== TRECHO DA PÁGINA ==
Ao longo da estrada que leva à igreja, os sinais dos morteiros que destruíram o asfalto e as casas. Em frente à igreja, também atingida, quatro idosos e uma mulher, de bicicleta, Tatiana Serenov. Ele tem 70 anos. Mora sozinha em Petruskhi. Ela não vai embora porque a única pessoa que lhe resta é o pai, que mora a poucos quilômetros dali, no pequeno vilarejo de Mila, e sofre de um problema cardíaco. Mas ela não pode visitá-lo, porque os russos ainda estão em Mila, estão escondidos nos bosques e montam postos de controle improvisados. Impossível saber onde estão, impossível prever seus movimentos, portanto é perigoso demais levar os remédios ao seu pai. É por isso que Tatiana vem à igreja do padre Vassily, que agora só quer ser chamado de Vassily. A guerra mudou tudo, diz ele. Mudou a igreja, que se tornou um depósito: foram tirados os bancos para rezar, os livros sagrados, as velas e o incenso. Restam caixas de fraldas para crianças e idosos. Azeite e farinha. E remédios, especialmente os remédios, trancados a chave em uma sala. E também, sob a cruz, em frente ao altar, os galões de gasolina que chegam de Kiev, para serem divididas para acionar os geradores de energia. Não há eletricidade e se aprende a viver novamente, como antigamente.
A igreja não é mais a igreja. E o padre Vassily é apenas Vassily, o líder da comunidade dos que ficaram.
Ele prefere ser chamado assim. "Não é uma blasfêmia, diz ele, é que a guerra muda tudo."
Quase tudo. Mesmo fora da igreja, no jardim, as flores desabrocharam.
Alexander é o mais jovem dos que ficaram e o único de uniforme. Antes da guerra tinha uma mercearia, hoje dirige a Unidade de Defesa Territorial de Petrushki. É a ele que Tatiana entrega os remédios para levar ao pai. Vassily veste suas roupas espirituais, o faz inclinar a cabeça, desenha o sinal da cruz com a ponta dos dedos em sua nuca e lhe diz apenas: volte.
Não ‘volte em paz’. Apenas ‘volte’. Aqui também, como em Kiev, entenderam que a guerra veio para ficar.
===
== ENTRADAS ==
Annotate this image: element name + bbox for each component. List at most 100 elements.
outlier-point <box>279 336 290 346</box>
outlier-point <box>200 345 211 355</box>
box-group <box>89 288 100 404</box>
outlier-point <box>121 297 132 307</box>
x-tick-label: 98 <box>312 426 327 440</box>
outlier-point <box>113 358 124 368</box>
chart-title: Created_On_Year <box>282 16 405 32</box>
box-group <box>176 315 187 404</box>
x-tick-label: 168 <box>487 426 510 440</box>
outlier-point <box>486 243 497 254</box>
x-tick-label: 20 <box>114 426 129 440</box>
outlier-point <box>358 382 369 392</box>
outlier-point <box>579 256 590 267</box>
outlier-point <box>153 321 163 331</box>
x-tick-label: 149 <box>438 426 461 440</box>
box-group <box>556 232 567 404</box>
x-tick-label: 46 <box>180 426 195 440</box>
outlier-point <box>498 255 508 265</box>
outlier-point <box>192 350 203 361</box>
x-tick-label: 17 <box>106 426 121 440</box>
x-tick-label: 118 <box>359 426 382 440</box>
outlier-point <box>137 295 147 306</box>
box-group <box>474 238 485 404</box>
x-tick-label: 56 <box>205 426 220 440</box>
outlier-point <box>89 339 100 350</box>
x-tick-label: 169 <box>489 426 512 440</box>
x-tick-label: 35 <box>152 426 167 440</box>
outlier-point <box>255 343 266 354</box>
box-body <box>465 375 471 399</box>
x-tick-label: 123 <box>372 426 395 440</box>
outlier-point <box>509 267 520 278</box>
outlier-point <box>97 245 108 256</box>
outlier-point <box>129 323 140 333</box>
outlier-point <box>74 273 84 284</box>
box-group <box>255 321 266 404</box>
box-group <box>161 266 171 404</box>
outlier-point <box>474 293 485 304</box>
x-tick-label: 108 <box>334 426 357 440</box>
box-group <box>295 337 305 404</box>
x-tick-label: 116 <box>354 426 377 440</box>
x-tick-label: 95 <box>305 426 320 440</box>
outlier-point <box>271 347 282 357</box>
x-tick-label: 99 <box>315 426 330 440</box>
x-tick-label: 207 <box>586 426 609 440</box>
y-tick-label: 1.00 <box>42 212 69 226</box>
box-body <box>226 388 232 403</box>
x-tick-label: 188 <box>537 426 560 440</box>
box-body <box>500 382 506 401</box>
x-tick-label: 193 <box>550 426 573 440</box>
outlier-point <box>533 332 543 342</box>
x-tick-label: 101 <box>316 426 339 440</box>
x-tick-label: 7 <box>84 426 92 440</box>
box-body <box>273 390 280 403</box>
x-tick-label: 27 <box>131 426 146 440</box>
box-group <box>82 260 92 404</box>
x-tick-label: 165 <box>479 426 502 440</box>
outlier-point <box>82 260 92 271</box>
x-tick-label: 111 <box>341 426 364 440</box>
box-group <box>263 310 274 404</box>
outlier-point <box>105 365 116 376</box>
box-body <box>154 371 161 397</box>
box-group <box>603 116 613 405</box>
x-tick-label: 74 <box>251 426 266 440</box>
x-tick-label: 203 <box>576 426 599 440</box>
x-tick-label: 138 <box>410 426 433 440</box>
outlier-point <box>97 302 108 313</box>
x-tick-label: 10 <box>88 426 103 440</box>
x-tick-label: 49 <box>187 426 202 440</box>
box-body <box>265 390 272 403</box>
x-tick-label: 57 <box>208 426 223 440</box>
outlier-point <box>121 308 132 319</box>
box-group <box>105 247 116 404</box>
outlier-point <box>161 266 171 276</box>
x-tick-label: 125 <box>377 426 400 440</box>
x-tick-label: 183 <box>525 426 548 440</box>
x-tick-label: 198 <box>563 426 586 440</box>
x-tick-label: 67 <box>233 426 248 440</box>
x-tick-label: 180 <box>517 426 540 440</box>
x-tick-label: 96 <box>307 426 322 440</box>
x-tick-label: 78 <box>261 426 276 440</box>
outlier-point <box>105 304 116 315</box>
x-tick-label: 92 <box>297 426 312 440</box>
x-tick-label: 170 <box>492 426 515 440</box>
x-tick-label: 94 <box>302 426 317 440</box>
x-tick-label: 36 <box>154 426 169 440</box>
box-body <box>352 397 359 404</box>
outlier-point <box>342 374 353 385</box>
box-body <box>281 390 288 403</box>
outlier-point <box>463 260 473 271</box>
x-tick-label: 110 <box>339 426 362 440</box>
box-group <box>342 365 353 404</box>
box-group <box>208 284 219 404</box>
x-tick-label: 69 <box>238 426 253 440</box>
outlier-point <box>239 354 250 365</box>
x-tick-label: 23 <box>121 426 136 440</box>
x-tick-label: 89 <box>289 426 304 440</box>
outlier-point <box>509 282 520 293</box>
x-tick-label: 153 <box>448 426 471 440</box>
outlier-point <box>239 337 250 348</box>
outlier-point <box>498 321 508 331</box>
===
• **TAREFA PROPOSTA A**
Reproduza sem alterações o trecho das entradas que começa na primeira delas e termina na linha que contém "x-tick-label: 20 <box>114 426 129 440</box>", com ambas as pontas incluídas.
• **TAREFA PROPOSTA B**
Dê continuidade ao relato sobre a igreja de Petrushki a partir do ponto em que ele termina.

• **RESPOSTA A**
Annotate this image: element name + bbox for each component. List at most 100 elements.
outlier-point <box>279 336 290 346</box>
outlier-point <box>200 345 211 355</box>
box-group <box>89 288 100 404</box>
outlier-point <box>121 297 132 307</box>
x-tick-label: 98 <box>312 426 327 440</box>
outlier-point <box>113 358 124 368</box>
chart-title: Created_On_Year <box>282 16 405 32</box>
box-group <box>176 315 187 404</box>
x-tick-label: 168 <box>487 426 510 440</box>
outlier-point <box>486 243 497 254</box>
x-tick-label: 20 <box>114 426 129 440</box>

• **RESPOSTA B**
Na sacristia os homens compartilham combustível e antibióticos. Eles aprenderam que viver juntos significa aprender a racionar. Em seguida, dividem a farinha, o óleo e o sal. Vassily pede para ser seguido. Ele percorre a avenida que sai da igreja, se encaminha por uma rua, ele silencioso, o espaço silencioso. Ele só move as mãos, para esquerda e para direita, dependendo da casa destruída para a qual quer apontar. Chega em frente a um posto de bloqueio, e com um gesto do rosto, mais uma vez silencioso, pede permissão aos soldados para ir até o grande edifício lateral, ocupado por outros soldados que estão descarregando armas e macas, munições e sacos de dormir. Era o depósito onde os alimentos eram armazenados para abastecer os supermercados da região. Foi atingido por um míssil russo. Ainda no chão os sucos de frutas, caixas de leite, pacotes de farinha enegrecidos pelo fogo.
A guerra muda tudo, a primeira arma da guerra é a fome. É aquela que desfigura civis, muda rostos, esmaece almas. Putin sabe disso. É por isso que atingir armazéns e depósitos de alimentos desde sempre fez parte de sua estratégia militar. Foi na Síria, é novamente na Ucrânia.
É por isso que não é por acaso que, três dias atrás, justamente no dia das conversações de negociação na Turquia que deveriam aproximar os agressores e os agredidos, as negociações que pareciam ter marcado um passo positivo na relação entre a Rússia e a Ucrânia, o exército russo bombardeou o armazém de Krasilivky, a vinte quilômetros de Kiev.
Ele havia feito o mesmo duas semanas antes com o gigantesco armazém de Brovary, a poucas centenas de metros de distância. A mensagem era e é muito clara: às derrotas no nível militar e às não vitórias no plano diplomático, a resposta russa é a guerra de desgaste contra os civis.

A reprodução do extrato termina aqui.